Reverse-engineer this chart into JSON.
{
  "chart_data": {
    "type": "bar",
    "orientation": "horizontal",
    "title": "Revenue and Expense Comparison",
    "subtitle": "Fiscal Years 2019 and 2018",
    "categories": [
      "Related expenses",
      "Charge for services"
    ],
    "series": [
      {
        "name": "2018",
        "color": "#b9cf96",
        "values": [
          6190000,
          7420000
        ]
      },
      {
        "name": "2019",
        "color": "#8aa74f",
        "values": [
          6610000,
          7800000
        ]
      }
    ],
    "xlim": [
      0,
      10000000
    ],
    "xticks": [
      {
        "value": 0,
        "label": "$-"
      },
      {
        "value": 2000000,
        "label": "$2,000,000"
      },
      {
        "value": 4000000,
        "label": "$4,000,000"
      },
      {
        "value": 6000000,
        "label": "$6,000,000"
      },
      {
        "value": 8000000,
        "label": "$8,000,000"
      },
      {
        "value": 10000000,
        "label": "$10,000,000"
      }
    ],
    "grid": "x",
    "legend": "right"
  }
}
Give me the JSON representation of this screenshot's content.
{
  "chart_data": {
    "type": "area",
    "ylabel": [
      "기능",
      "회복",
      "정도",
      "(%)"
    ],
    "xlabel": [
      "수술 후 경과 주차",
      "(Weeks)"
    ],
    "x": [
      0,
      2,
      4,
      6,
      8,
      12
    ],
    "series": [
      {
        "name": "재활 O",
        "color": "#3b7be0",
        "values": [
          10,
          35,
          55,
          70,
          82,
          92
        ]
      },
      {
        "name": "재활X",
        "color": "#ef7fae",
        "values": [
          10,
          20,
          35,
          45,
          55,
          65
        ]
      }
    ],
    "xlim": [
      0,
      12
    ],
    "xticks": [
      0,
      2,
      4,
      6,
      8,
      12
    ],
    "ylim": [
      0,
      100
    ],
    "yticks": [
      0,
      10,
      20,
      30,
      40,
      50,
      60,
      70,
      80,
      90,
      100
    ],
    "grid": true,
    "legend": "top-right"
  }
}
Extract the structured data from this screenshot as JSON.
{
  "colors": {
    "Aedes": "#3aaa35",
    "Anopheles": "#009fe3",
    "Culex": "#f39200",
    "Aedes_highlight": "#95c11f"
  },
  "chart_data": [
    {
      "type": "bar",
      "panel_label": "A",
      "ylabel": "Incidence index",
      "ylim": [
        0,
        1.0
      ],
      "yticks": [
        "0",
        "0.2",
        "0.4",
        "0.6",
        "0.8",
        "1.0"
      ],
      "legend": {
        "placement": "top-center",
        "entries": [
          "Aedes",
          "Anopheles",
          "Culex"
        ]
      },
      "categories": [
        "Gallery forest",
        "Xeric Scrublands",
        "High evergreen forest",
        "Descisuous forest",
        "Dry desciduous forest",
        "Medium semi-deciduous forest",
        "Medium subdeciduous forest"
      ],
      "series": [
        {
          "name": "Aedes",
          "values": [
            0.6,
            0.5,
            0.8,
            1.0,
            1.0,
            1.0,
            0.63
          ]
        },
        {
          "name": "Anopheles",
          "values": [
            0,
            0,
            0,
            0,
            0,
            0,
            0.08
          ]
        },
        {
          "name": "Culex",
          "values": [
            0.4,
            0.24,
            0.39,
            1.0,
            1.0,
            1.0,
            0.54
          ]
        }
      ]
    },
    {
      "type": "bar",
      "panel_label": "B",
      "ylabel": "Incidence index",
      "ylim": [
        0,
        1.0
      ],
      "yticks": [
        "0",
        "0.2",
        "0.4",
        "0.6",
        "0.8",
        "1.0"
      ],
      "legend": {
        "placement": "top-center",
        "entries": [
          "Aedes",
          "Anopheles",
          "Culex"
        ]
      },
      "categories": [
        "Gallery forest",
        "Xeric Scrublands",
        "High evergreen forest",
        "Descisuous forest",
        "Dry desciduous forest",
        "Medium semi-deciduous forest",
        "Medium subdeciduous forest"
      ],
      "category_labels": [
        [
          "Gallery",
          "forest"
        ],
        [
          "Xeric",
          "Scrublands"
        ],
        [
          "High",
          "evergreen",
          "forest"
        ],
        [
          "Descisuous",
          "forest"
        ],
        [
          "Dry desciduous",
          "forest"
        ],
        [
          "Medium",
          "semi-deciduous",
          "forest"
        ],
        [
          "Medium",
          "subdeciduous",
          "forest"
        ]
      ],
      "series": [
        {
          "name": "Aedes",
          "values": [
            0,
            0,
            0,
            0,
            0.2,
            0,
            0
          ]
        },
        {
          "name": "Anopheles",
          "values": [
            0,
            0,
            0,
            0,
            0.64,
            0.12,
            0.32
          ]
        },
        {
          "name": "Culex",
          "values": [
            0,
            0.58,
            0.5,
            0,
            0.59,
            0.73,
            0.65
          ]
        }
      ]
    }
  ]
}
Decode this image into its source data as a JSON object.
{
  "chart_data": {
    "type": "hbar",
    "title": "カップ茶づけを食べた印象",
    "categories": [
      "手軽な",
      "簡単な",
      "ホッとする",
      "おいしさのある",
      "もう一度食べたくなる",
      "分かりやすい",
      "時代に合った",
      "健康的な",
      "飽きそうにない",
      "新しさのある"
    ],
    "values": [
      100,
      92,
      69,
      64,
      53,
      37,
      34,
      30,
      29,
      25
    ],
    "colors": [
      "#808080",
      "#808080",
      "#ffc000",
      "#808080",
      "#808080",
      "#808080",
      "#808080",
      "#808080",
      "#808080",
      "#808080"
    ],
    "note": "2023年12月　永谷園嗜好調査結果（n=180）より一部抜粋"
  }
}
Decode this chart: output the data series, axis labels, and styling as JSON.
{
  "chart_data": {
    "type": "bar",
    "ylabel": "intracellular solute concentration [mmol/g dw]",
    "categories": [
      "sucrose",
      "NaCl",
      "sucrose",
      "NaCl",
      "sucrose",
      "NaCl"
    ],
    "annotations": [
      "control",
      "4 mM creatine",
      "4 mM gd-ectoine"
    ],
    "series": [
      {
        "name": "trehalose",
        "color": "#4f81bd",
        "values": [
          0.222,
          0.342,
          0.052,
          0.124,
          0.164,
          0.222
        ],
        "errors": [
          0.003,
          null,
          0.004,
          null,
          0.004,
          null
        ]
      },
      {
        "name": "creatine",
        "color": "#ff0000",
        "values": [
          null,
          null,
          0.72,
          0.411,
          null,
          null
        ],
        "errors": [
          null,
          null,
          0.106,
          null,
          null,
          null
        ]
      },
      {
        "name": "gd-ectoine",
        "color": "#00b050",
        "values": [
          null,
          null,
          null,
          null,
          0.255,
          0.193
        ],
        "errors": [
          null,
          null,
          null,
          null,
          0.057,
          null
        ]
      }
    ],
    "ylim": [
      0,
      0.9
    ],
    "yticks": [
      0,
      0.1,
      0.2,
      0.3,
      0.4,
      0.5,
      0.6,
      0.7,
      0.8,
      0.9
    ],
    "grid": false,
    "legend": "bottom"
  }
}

======

## THE TASK
All of the material above needs to be copied exactly.

## FULL SOLUTION
Reverse-engineer this chart into JSON.
{
  "chart_data": {
    "type": "bar",
    "orientation": "horizontal",
    "title": "Revenue and Expense Comparison",
    "subtitle": "Fiscal Years 2019 and 2018",
    "categories": [
      "Related expenses",
      "Charge for services"
    ],
    "series": [
      {
        "name": "2018",
        "color": "#b9cf96",
        "values": [
          6190000,
          7420000
        ]
      },
      {
        "name": "2019",
        "color": "#8aa74f",
        "values": [
          6610000,
          7800000
        ]
      }
    ],
    "xlim": [
      0,
      10000000
    ],
    "xticks": [
      {
        "value": 0,
        "label": "$-"
      },
      {
        "value": 2000000,
        "label": "$2,000,000"
      },
      {
        "value": 4000000,
        "label": "$4,000,000"
      },
      {
        "value": 6000000,
        "label": "$6,000,000"
      },
      {
        "value": 8000000,
        "label": "$8,000,000"
      },
      {
        "value": 10000000,
        "label": "$10,000,000"
      }
    ],
    "grid": "x",
    "legend": "right"
  }
}
Give me the JSON representation of this screenshot's content.
{
  "chart_data": {
    "type": "area",
    "ylabel": [
      "기능",
      "회복",
      "정도",
      "(%)"
    ],
    "xlabel": [
      "수술 후 경과 주차",
      "(Weeks)"
    ],
    "x": [
      0,
      2,
      4,
      6,
      8,
      12
    ],
    "series": [
      {
        "name": "재활 O",
        "color": "#3b7be0",
        "values": [
          10,
          35,
          55,
          70,
          82,
          92
        ]
      },
      {
        "name": "재활X",
        "color": "#ef7fae",
        "values": [
          10,
          20,
          35,
          45,
          55,
          65
        ]
      }
    ],
    "xlim": [
      0,
      12
    ],
    "xticks": [
      0,
      2,
      4,
      6,
      8,
      12
    ],
    "ylim": [
      0,
      100
    ],
    "yticks": [
      0,
      10,
      20,
      30,
      40,
      50,
      60,
      70,
      80,
      90,
      100
    ],
    "grid": true,
    "legend": "top-right"
  }
}
Extract the structured data from this screenshot as JSON.
{
  "colors": {
    "Aedes": "#3aaa35",
    "Anopheles": "#009fe3",
    "Culex": "#f39200",
    "Aedes_highlight": "#95c11f"
  },
  "chart_data": [
    {
      "type": "bar",
      "panel_label": "A",
      "ylabel": "Incidence index",
      "ylim": [
        0,
        1.0
      ],
      "yticks": [
        "0",
        "0.2",
        "0.4",
        "0.6",
        "0.8",
        "1.0"
      ],
      "legend": {
        "placement": "top-center",
        "entries": [
          "Aedes",
          "Anopheles",
          "Culex"
        ]
      },
      "categories": [
        "Gallery forest",
        "Xeric Scrublands",
        "High evergreen forest",
        "Descisuous forest",
        "Dry desciduous forest",
        "Medium semi-deciduous forest",
        "Medium subdeciduous forest"
      ],
      "series": [
        {
          "name": "Aedes",
          "values": [
            0.6,
            0.5,
            0.8,
            1.0,
            1.0,
            1.0,
            0.63
          ]
        },
        {
          "name": "Anopheles",
          "values": [
            0,
            0,
            0,
            0,
            0,
            0,
            0.08
          ]
        },
        {
          "name": "Culex",
          "values": [
            0.4,
            0.24,
            0.39,
            1.0,
            1.0,
            1.0,
            0.54
          ]
        }
      ]
    },
    {
      "type": "bar",
      "panel_label": "B",
      "ylabel": "Incidence index",
      "ylim": [
        0,
        1.0
      ],
      "yticks": [
        "0",
        "0.2",
        "0.4",
        "0.6",
        "0.8",
        "1.0"
      ],
      "legend": {
        "placement": "top-center",
        "entries": [
          "Aedes",
          "Anopheles",
          "Culex"
        ]
      },
      "categories": [
        "Gallery forest",
        "Xeric Scrublands",
        "High evergreen forest",
        "Descisuous forest",
        "Dry desciduous forest",
        "Medium semi-deciduous forest",
        "Medium subdeciduous forest"
      ],
      "category_labels": [
        [
          "Gallery",
          "forest"
        ],
        [
          "Xeric",
          "Scrublands"
        ],
        [
          "High",
          "evergreen",
          "forest"
        ],
        [
          "Descisuous",
          "forest"
        ],
        [
          "Dry desciduous",
          "forest"
        ],
        [
          "Medium",
          "semi-deciduous",
          "forest"
        ],
        [
          "Medium",
          "subdeciduous",
          "forest"
        ]
      ],
      "series": [
        {
          "name": "Aedes",
          "values": [
            0,
            0,
            0,
            0,
            0.2,
            0,
            0
          ]
        },
        {
          "name": "Anopheles",
          "values": [
            0,
            0,
            0,
            0,
            0.64,
            0.12,
            0.32
          ]
        },
        {
          "name": "Culex",
          "values": [
            0,
            0.58,
            0.5,
            0,
            0.59,
            0.73,
            0.65
          ]
        }
      ]
    }
  ]
}
Decode this image into its source data as a JSON object.
{
  "chart_data": {
    "type": "hbar",
    "title": "カップ茶づけを食べた印象",
    "categories": [
      "手軽な",
      "簡単な",
      "ホッとする",
      "おいしさのある",
      "もう一度食べたくなる",
      "分かりやすい",
      "時代に合った",
      "健康的な",
      "飽きそうにない",
      "新しさのある"
    ],
    "values": [
      100,
      92,
      69,
      64,
      53,
      37,
      34,
      30,
      29,
      25
    ],
    "colors": [
      "#808080",
      "#808080",
      "#ffc000",
      "#808080",
      "#808080",
      "#808080",
      "#808080",
      "#808080",
      "#808080",
      "#808080"
    ],
    "note": "2023年12月　永谷園嗜好調査結果（n=180）より一部抜粋"
  }
}
Decode this chart: output the data series, axis labels, and styling as JSON.
{
  "chart_data": {
    "type": "bar",
    "ylabel": "intracellular solute concentration [mmol/g dw]",
    "categories": [
      "sucrose",
      "NaCl",
      "sucrose",
      "NaCl",
      "sucrose",
      "NaCl"
    ],
    "annotations": [
      "control",
      "4 mM creatine",
      "4 mM gd-ectoine"
    ],
    "series": [
      {
        "name": "trehalose",
        "color": "#4f81bd",
        "values": [
          0.222,
          0.342,
          0.052,
          0.124,
          0.164,
          0.222
        ],
        "errors": [
          0.003,
          null,
          0.004,
          null,
          0.004,
          null
        ]
      },
      {
        "name": "creatine",
        "color": "#ff0000",
        "values": [
          null,
          null,
          0.72,
          0.411,
          null,
          null
        ],
        "errors": [
          null,
          null,
          0.106,
          null,
          null,
          null
        ]
      },
      {
        "name": "gd-ectoine",
        "color": "#00b050",
        "values": [
          null,
          null,
          null,
          null,
          0.255,
          0.193
        ],
        "errors": [
          null,
          null,
          null,
          null,
          0.057,
          null
        ]
      }
    ],
    "ylim": [
      0,
      0.9
    ],
    "yticks": [
      0,
      0.1,
      0.2,
      0.3,
      0.4,
      0.5,
      0.6,
      0.7,
      0.8,
      0.9
    ],
    "grid": false,
    "legend": "bottom"
  }
}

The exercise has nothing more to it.